- Goal -
Count every line that has the word "января". Give the number, without anything more.

# start of Material provided

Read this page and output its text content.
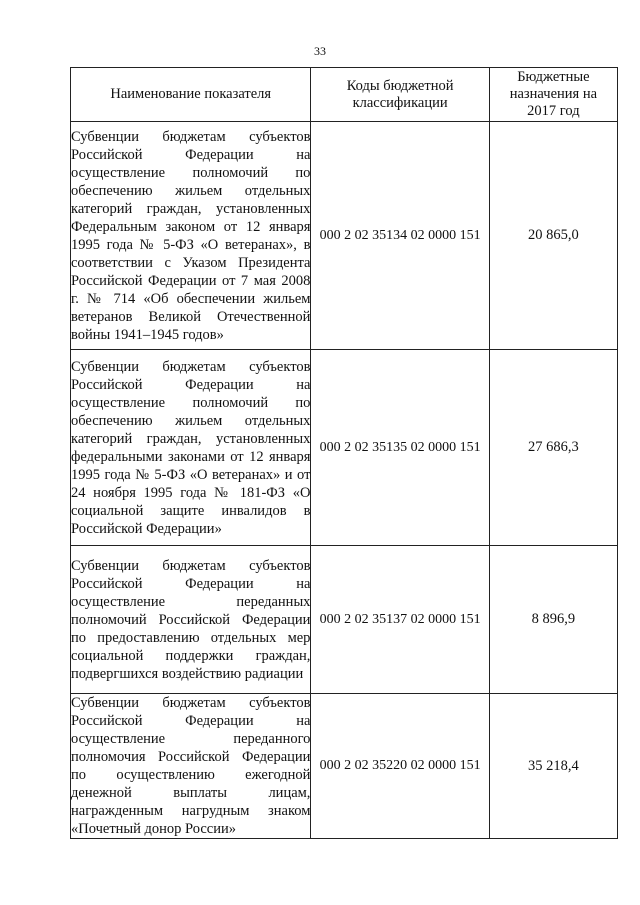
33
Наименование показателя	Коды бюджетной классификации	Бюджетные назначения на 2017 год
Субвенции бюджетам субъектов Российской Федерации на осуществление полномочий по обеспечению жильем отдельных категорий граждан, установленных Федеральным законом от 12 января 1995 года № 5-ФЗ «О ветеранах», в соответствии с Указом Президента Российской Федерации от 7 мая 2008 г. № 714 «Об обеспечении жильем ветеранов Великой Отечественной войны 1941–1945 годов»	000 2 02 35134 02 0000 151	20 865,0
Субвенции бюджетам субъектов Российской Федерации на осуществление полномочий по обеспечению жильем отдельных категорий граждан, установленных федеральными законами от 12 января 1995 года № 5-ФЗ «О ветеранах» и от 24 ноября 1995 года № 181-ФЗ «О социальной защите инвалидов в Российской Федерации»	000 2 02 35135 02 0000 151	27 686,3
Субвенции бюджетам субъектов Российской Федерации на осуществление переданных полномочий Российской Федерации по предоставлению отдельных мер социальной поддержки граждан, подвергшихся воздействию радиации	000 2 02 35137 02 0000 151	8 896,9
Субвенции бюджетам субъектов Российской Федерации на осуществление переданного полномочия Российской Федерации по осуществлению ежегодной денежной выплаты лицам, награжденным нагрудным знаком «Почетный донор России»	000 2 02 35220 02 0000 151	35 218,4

# end of Material provided
# start of Material provided

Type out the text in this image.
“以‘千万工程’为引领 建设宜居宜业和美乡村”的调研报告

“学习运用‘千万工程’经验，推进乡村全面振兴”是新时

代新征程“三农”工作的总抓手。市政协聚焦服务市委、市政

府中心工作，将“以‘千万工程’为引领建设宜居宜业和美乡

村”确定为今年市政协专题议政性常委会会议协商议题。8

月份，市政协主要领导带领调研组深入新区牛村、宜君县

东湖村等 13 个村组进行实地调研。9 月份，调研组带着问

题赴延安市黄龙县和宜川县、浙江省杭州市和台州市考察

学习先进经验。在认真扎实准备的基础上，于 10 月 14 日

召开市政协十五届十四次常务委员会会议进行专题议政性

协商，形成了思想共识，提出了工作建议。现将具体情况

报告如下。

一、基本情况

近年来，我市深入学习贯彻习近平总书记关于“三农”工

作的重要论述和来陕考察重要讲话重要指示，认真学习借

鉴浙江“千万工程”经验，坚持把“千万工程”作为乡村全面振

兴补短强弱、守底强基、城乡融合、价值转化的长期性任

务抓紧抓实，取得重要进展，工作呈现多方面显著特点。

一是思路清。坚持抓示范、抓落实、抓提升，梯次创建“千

# end of Material provided

- Solution to this problem -
2